»»

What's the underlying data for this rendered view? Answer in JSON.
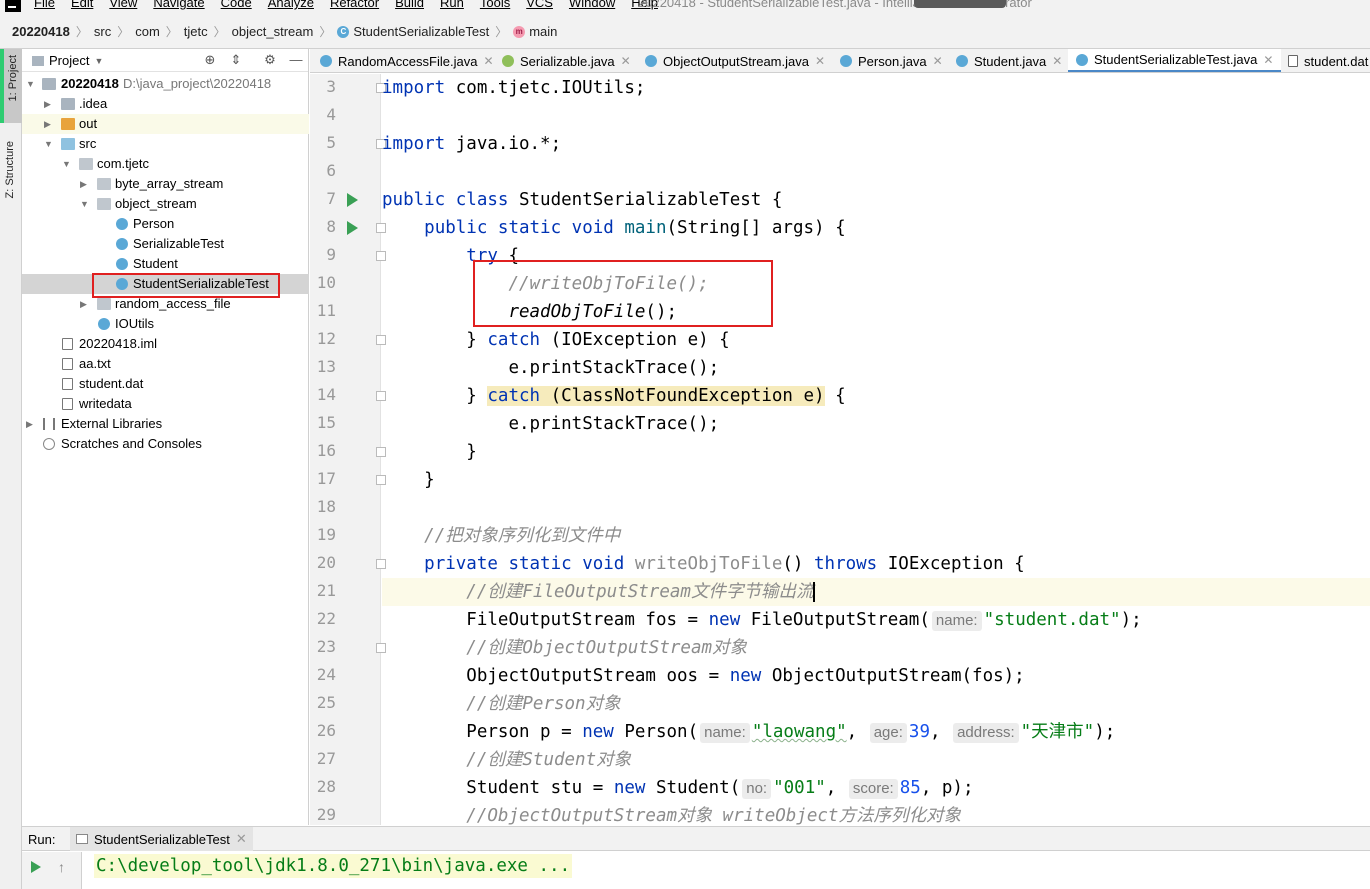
{
  "menubar": {
    "items": [
      "File",
      "Edit",
      "View",
      "Navigate",
      "Code",
      "Analyze",
      "Refactor",
      "Build",
      "Run",
      "Tools",
      "VCS",
      "Window",
      "Help"
    ],
    "window_title": "20220418 - StudentSerializableTest.java - IntelliJ IDEA Administrator"
  },
  "breadcrumb": [
    "20220418",
    "src",
    "com",
    "tjetc",
    "object_stream",
    "StudentSerializableTest",
    "main"
  ],
  "left_stripe": {
    "project": "1: Project",
    "structure": "Z: Structure"
  },
  "project_panel": {
    "title": "Project",
    "tree": [
      {
        "label": "20220418",
        "detail": "D:\\java_project\\20220418"
      },
      {
        "label": ".idea"
      },
      {
        "label": "out"
      },
      {
        "label": "src"
      },
      {
        "label": "com.tjetc"
      },
      {
        "label": "byte_array_stream"
      },
      {
        "label": "object_stream"
      },
      {
        "label": "Person"
      },
      {
        "label": "SerializableTest"
      },
      {
        "label": "Student"
      },
      {
        "label": "StudentSerializableTest"
      },
      {
        "label": "random_access_file"
      },
      {
        "label": "IOUtils"
      },
      {
        "label": "20220418.iml"
      },
      {
        "label": "aa.txt"
      },
      {
        "label": "student.dat"
      },
      {
        "label": "writedata"
      },
      {
        "label": "External Libraries"
      },
      {
        "label": "Scratches and Consoles"
      }
    ]
  },
  "editor_tabs": [
    "RandomAccessFile.java",
    "Serializable.java",
    "ObjectOutputStream.java",
    "Person.java",
    "Student.java",
    "StudentSerializableTest.java",
    "student.dat"
  ],
  "code": {
    "line_numbers": [
      "3",
      "4",
      "5",
      "6",
      "7",
      "8",
      "9",
      "10",
      "11",
      "12",
      "13",
      "14",
      "15",
      "16",
      "17",
      "18",
      "19",
      "20",
      "21",
      "22",
      "23",
      "24",
      "25",
      "26",
      "27",
      "28",
      "29"
    ],
    "t": {
      "import": "import",
      "iou": " com.tjetc.IOUtils;",
      "import2": "import",
      "javaio": " java.io.*;",
      "public": "public",
      "class": "class",
      "clsname": " StudentSerializableTest {",
      "ps": "public static void",
      "main": "main",
      "mainargs": "(String[] args) {",
      "try": "try",
      "tryb": " {",
      "cm10": "//writeObjToFile();",
      "read": "readObjToFile",
      "readp": "();",
      "c12a": "} ",
      "catch1": "catch",
      "c12b": " (IOException e) {",
      "pst": "e.printStackTrace();",
      "c14a": "} ",
      "catch2": "catch",
      "c14b": " (ClassNotFoundException e)",
      "c14c": " {",
      "pst2": "e.printStackTrace();",
      "close16": "}",
      "close17": "}",
      "cm19": "//把对象序列化到文件中",
      "psv": "private static void",
      "wotf": " writeObjToFile",
      "wotfp": "() ",
      "throws": "throws",
      "ioe": " IOException {",
      "cm21": "//创建FileOutputStream文件字节输出流",
      "fos1": "FileOutputStream fos = ",
      "new1": "new",
      "fos2": " FileOutputStream(",
      "h_name1": "name:",
      "s_student": "\"student.dat\"",
      "fos3": ");",
      "cm23": "//创建ObjectOutputStream对象",
      "oos1": "ObjectOutputStream oos = ",
      "new2": "new",
      "oos2": " ObjectOutputStream(fos);",
      "cm25": "//创建Person对象",
      "p1": "Person p = ",
      "new3": "new",
      "p2": " Person(",
      "h_name2": "name:",
      "s_laowang": "\"laowang\"",
      "comma1": ", ",
      "h_age": "age:",
      "n39": "39",
      "comma2": ", ",
      "h_addr": "address:",
      "s_tianjin": "\"天津市\"",
      "p3": ");",
      "cm27": "//创建Student对象",
      "st1": "Student stu = ",
      "new4": "new",
      "st2": " Student(",
      "h_no": "no:",
      "s_001": "\"001\"",
      "comma3": ", ",
      "h_score": "score:",
      "n85": "85",
      "st3": ", p);",
      "cm29": "//ObjectOutputStream对象 writeObject方法序列化对象"
    }
  },
  "run_panel": {
    "label": "Run:",
    "tab": "StudentSerializableTest",
    "command": "C:\\develop_tool\\jdk1.8.0_271\\bin\\java.exe ..."
  },
  "colors": {
    "keyword": "#0033b3",
    "string": "#067d17",
    "number": "#1750eb",
    "comment": "#8c8c8c",
    "highlight_box": "#e02020"
  }
}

««

- [TASK] Using the records above, pull out each line where the word "void" occurs.

- [OUTPUT BELOW]
      "ps": "public static void",
      "psv": "private static void",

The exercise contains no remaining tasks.